**WRITTEN REQUEST**
Transcribe each record below word for word.

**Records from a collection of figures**

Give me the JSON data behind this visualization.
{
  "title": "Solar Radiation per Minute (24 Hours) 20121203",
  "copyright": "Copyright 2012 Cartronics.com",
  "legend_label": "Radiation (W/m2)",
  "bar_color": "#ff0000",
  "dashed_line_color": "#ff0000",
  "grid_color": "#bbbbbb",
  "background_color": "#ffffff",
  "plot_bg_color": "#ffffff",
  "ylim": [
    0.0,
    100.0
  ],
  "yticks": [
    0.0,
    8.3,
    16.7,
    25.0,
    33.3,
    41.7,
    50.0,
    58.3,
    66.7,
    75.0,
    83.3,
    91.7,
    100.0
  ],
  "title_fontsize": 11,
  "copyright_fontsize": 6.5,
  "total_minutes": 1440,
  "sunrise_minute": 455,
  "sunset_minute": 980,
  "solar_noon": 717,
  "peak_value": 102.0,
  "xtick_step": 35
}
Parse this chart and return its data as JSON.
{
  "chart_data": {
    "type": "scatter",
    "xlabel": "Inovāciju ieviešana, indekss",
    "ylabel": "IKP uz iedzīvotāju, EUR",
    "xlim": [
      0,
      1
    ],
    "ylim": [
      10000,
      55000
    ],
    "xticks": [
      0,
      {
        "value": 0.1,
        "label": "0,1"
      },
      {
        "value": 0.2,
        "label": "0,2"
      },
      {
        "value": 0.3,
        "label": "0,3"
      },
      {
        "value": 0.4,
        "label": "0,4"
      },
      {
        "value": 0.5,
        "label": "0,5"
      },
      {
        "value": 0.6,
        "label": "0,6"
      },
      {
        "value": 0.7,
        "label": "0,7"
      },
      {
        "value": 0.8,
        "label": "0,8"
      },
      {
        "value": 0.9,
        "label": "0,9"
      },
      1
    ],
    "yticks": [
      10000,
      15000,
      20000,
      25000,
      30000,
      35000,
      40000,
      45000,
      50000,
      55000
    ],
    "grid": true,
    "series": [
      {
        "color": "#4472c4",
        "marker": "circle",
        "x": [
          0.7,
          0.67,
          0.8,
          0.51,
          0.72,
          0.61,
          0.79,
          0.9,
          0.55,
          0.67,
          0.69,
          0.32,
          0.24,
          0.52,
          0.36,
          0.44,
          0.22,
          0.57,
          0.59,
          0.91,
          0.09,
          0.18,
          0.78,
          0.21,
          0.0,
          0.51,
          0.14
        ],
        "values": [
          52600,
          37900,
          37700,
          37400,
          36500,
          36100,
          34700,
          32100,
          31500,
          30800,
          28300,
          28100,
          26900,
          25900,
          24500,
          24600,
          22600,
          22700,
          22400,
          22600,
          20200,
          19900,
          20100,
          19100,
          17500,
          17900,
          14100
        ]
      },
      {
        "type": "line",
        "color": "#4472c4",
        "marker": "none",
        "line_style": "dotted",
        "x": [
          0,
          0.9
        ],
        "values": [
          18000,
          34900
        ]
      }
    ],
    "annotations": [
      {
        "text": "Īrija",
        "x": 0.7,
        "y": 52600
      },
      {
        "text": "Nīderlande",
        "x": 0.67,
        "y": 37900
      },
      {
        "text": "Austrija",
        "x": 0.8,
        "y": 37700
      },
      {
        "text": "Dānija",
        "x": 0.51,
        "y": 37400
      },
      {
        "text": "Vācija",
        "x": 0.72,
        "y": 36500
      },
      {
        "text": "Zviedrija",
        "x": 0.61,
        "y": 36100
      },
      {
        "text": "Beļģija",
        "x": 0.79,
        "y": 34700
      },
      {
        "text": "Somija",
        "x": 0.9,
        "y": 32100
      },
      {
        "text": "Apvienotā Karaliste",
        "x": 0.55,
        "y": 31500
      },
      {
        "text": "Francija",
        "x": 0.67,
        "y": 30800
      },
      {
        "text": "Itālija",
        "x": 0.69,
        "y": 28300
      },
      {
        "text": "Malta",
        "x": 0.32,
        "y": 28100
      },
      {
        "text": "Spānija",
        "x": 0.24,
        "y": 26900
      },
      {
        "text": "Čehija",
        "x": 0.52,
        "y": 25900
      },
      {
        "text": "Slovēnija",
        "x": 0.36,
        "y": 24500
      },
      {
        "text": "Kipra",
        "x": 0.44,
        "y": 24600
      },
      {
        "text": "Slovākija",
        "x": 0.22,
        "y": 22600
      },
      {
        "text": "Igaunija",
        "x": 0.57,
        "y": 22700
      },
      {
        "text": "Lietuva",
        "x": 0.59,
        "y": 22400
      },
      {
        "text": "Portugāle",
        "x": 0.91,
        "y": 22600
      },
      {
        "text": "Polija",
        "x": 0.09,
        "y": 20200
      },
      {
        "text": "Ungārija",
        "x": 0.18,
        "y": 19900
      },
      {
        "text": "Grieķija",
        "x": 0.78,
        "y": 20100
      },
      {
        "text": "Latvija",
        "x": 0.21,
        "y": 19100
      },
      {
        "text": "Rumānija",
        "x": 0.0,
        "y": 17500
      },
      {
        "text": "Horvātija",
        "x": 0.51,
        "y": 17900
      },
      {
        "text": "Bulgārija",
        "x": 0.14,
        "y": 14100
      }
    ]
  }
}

**SOLUTION FOR THIS PROBLEM**
Give me the JSON data behind this visualization.
{
  "title": "Solar Radiation per Minute (24 Hours) 20121203",
  "copyright": "Copyright 2012 Cartronics.com",
  "legend_label": "Radiation (W/m2)",
  "bar_color": "#ff0000",
  "dashed_line_color": "#ff0000",
  "grid_color": "#bbbbbb",
  "background_color": "#ffffff",
  "plot_bg_color": "#ffffff",
  "ylim": [
    0.0,
    100.0
  ],
  "yticks": [
    0.0,
    8.3,
    16.7,
    25.0,
    33.3,
    41.7,
    50.0,
    58.3,
    66.7,
    75.0,
    83.3,
    91.7,
    100.0
  ],
  "title_fontsize": 11,
  "copyright_fontsize": 6.5,
  "total_minutes": 1440,
  "sunrise_minute": 455,
  "sunset_minute": 980,
  "solar_noon": 717,
  "peak_value": 102.0,
  "xtick_step": 35
}
Parse this chart and return its data as JSON.
{
  "chart_data": {
    "type": "scatter",
    "xlabel": "Inovāciju ieviešana, indekss",
    "ylabel": "IKP uz iedzīvotāju, EUR",
    "xlim": [
      0,
      1
    ],
    "ylim": [
      10000,
      55000
    ],
    "xticks": [
      0,
      {
        "value": 0.1,
        "label": "0,1"
      },
      {
        "value": 0.2,
        "label": "0,2"
      },
      {
        "value": 0.3,
        "label": "0,3"
      },
      {
        "value": 0.4,
        "label": "0,4"
      },
      {
        "value": 0.5,
        "label": "0,5"
      },
      {
        "value": 0.6,
        "label": "0,6"
      },
      {
        "value": 0.7,
        "label": "0,7"
      },
      {
        "value": 0.8,
        "label": "0,8"
      },
      {
        "value": 0.9,
        "label": "0,9"
      },
      1
    ],
    "yticks": [
      10000,
      15000,
      20000,
      25000,
      30000,
      35000,
      40000,
      45000,
      50000,
      55000
    ],
    "grid": true,
    "series": [
      {
        "color": "#4472c4",
        "marker": "circle",
        "x": [
          0.7,
          0.67,
          0.8,
          0.51,
          0.72,
          0.61,
          0.79,
          0.9,
          0.55,
          0.67,
          0.69,
          0.32,
          0.24,
          0.52,
          0.36,
          0.44,
          0.22,
          0.57,
          0.59,
          0.91,
          0.09,
          0.18,
          0.78,
          0.21,
          0.0,
          0.51,
          0.14
        ],
        "values": [
          52600,
          37900,
          37700,
          37400,
          36500,
          36100,
          34700,
          32100,
          31500,
          30800,
          28300,
          28100,
          26900,
          25900,
          24500,
          24600,
          22600,
          22700,
          22400,
          22600,
          20200,
          19900,
          20100,
          19100,
          17500,
          17900,
          14100
        ]
      },
      {
        "type": "line",
        "color": "#4472c4",
        "marker": "none",
        "line_style": "dotted",
        "x": [
          0,
          0.9
        ],
        "values": [
          18000,
          34900
        ]
      }
    ],
    "annotations": [
      {
        "text": "Īrija",
        "x": 0.7,
        "y": 52600
      },
      {
        "text": "Nīderlande",
        "x": 0.67,
        "y": 37900
      },
      {
        "text": "Austrija",
        "x": 0.8,
        "y": 37700
      },
      {
        "text": "Dānija",
        "x": 0.51,
        "y": 37400
      },
      {
        "text": "Vācija",
        "x": 0.72,
        "y": 36500
      },
      {
        "text": "Zviedrija",
        "x": 0.61,
        "y": 36100
      },
      {
        "text": "Beļģija",
        "x": 0.79,
        "y": 34700
      },
      {
        "text": "Somija",
        "x": 0.9,
        "y": 32100
      },
      {
        "text": "Apvienotā Karaliste",
        "x": 0.55,
        "y": 31500
      },
      {
        "text": "Francija",
        "x": 0.67,
        "y": 30800
      },
      {
        "text": "Itālija",
        "x": 0.69,
        "y": 28300
      },
      {
        "text": "Malta",
        "x": 0.32,
        "y": 28100
      },
      {
        "text": "Spānija",
        "x": 0.24,
        "y": 26900
      },
      {
        "text": "Čehija",
        "x": 0.52,
        "y": 25900
      },
      {
        "text": "Slovēnija",
        "x": 0.36,
        "y": 24500
      },
      {
        "text": "Kipra",
        "x": 0.44,
        "y": 24600
      },
      {
        "text": "Slovākija",
        "x": 0.22,
        "y": 22600
      },
      {
        "text": "Igaunija",
        "x": 0.57,
        "y": 22700
      },
      {
        "text": "Lietuva",
        "x": 0.59,
        "y": 22400
      },
      {
        "text": "Portugāle",
        "x": 0.91,
        "y": 22600
      },
      {
        "text": "Polija",
        "x": 0.09,
        "y": 20200
      },
      {
        "text": "Ungārija",
        "x": 0.18,
        "y": 19900
      },
      {
        "text": "Grieķija",
        "x": 0.78,
        "y": 20100
      },
      {
        "text": "Latvija",
        "x": 0.21,
        "y": 19100
      },
      {
        "text": "Rumānija",
        "x": 0.0,
        "y": 17500
      },
      {
        "text": "Horvātija",
        "x": 0.51,
        "y": 17900
      },
      {
        "text": "Bulgārija",
        "x": 0.14,
        "y": 14100
      }
    ]
  }
}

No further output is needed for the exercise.